[Task] Below are the entries; state how many of their lines contain the string "beat", and nothing more.

* * * * * * * * *

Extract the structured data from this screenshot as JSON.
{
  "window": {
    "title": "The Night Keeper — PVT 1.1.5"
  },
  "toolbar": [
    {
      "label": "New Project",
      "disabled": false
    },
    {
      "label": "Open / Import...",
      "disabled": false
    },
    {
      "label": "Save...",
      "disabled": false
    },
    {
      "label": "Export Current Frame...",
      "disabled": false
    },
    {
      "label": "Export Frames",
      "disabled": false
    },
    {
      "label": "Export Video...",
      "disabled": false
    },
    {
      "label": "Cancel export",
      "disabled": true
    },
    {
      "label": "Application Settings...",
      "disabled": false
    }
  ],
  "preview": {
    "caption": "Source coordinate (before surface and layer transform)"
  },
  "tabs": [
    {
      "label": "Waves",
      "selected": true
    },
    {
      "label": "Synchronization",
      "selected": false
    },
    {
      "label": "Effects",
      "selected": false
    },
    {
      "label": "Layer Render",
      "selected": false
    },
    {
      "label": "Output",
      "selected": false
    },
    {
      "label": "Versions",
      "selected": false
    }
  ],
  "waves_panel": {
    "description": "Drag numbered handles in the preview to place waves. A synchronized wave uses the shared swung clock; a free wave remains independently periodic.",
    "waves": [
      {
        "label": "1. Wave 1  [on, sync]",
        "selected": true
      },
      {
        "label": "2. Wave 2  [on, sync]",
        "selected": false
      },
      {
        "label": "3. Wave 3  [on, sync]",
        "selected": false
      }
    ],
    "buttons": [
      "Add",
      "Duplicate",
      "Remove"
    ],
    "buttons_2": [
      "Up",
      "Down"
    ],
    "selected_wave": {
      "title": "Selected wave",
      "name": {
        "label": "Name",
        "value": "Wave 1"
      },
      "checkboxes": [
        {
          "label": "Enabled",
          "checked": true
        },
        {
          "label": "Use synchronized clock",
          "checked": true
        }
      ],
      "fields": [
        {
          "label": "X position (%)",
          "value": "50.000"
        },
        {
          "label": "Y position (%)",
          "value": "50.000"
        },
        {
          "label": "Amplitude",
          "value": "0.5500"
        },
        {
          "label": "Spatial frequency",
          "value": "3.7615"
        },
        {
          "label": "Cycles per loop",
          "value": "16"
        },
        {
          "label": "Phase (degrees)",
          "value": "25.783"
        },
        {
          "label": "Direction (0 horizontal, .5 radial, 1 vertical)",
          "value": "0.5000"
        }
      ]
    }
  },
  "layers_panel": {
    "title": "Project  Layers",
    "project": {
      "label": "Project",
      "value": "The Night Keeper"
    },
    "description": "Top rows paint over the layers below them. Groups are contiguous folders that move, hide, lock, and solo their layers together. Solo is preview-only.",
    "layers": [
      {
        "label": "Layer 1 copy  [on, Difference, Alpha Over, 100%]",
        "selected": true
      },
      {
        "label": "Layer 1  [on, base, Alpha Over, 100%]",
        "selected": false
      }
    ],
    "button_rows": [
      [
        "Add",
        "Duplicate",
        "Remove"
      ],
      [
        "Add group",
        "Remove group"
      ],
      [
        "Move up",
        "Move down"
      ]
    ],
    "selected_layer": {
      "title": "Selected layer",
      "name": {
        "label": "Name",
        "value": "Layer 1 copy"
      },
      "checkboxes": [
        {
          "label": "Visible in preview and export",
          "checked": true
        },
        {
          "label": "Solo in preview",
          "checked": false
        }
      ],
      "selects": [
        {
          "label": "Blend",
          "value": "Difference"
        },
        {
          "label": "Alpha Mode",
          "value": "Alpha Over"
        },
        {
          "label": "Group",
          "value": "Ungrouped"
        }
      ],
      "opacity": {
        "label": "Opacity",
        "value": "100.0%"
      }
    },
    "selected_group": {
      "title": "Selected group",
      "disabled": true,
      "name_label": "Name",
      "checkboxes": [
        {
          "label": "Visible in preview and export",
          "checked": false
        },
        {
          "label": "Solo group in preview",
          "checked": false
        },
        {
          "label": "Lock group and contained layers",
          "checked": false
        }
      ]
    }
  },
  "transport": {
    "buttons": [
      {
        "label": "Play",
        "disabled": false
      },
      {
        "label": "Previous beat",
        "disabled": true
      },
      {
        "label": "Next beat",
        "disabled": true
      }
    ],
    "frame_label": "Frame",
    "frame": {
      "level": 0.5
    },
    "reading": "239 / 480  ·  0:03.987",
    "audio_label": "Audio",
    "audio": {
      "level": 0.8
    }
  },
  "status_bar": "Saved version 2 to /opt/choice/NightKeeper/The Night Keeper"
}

* * * * * * * * *

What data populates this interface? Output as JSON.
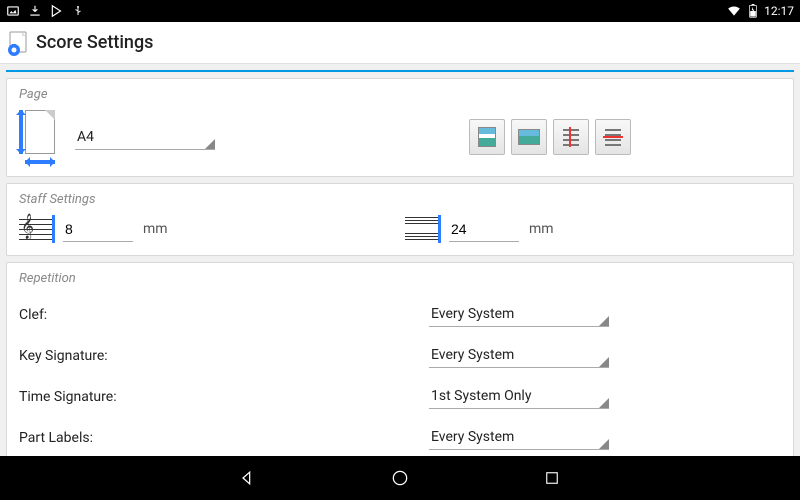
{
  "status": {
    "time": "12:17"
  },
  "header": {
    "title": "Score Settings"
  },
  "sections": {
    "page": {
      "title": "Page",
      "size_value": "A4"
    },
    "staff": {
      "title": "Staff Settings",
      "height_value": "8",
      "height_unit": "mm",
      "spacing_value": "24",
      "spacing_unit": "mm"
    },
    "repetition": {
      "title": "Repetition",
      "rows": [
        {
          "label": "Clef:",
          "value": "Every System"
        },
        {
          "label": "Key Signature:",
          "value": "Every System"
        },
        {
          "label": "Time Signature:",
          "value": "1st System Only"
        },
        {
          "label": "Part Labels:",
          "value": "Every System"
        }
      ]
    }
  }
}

* * * * * * * * *

[Solution] 2